# Extracted data

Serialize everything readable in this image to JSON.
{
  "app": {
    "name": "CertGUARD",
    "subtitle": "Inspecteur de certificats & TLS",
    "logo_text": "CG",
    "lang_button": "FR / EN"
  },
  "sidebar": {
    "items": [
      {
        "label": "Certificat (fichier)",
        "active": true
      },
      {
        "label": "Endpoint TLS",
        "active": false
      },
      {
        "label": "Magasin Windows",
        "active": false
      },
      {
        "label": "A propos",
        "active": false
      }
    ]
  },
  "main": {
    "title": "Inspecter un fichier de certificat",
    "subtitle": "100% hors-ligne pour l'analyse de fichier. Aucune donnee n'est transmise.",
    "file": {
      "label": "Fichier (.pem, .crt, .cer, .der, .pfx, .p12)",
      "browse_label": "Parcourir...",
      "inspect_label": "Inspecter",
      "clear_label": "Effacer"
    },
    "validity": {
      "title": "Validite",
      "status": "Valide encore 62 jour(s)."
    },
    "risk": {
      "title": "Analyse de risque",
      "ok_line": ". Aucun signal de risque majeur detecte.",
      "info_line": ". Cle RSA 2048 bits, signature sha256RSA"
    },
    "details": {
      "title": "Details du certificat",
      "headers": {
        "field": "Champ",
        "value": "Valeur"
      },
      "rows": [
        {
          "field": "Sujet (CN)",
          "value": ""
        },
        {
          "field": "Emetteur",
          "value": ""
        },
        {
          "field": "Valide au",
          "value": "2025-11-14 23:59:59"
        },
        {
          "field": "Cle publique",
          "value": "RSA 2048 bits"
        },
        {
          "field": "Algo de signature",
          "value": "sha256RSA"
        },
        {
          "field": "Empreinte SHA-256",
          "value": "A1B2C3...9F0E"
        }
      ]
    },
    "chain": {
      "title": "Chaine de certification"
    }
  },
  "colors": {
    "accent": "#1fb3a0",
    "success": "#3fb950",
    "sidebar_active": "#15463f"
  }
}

# Stated problem
Repeat the records above exactly, leaving none out.

# Exercise result
Serialize everything readable in this image to JSON.
{
  "app": {
    "name": "CertGUARD",
    "subtitle": "Inspecteur de certificats & TLS",
    "logo_text": "CG",
    "lang_button": "FR / EN"
  },
  "sidebar": {
    "items": [
      {
        "label": "Certificat (fichier)",
        "active": true
      },
      {
        "label": "Endpoint TLS",
        "active": false
      },
      {
        "label": "Magasin Windows",
        "active": false
      },
      {
        "label": "A propos",
        "active": false
      }
    ]
  },
  "main": {
    "title": "Inspecter un fichier de certificat",
    "subtitle": "100% hors-ligne pour l'analyse de fichier. Aucune donnee n'est transmise.",
    "file": {
      "label": "Fichier (.pem, .crt, .cer, .der, .pfx, .p12)",
      "browse_label": "Parcourir...",
      "inspect_label": "Inspecter",
      "clear_label": "Effacer"
    },
    "validity": {
      "title": "Validite",
      "status": "Valide encore 62 jour(s)."
    },
    "risk": {
      "title": "Analyse de risque",
      "ok_line": ". Aucun signal de risque majeur detecte.",
      "info_line": ". Cle RSA 2048 bits, signature sha256RSA"
    },
    "details": {
      "title": "Details du certificat",
      "headers": {
        "field": "Champ",
        "value": "Valeur"
      },
      "rows": [
        {
          "field": "Sujet (CN)",
          "value": ""
        },
        {
          "field": "Emetteur",
          "value": ""
        },
        {
          "field": "Valide au",
          "value": "2025-11-14 23:59:59"
        },
        {
          "field": "Cle publique",
          "value": "RSA 2048 bits"
        },
        {
          "field": "Algo de signature",
          "value": "sha256RSA"
        },
        {
          "field": "Empreinte SHA-256",
          "value": "A1B2C3...9F0E"
        }
      ]
    },
    "chain": {
      "title": "Chaine de certification"
    }
  },
  "colors": {
    "accent": "#1fb3a0",
    "success": "#3fb950",
    "sidebar_active": "#15463f"
  }
}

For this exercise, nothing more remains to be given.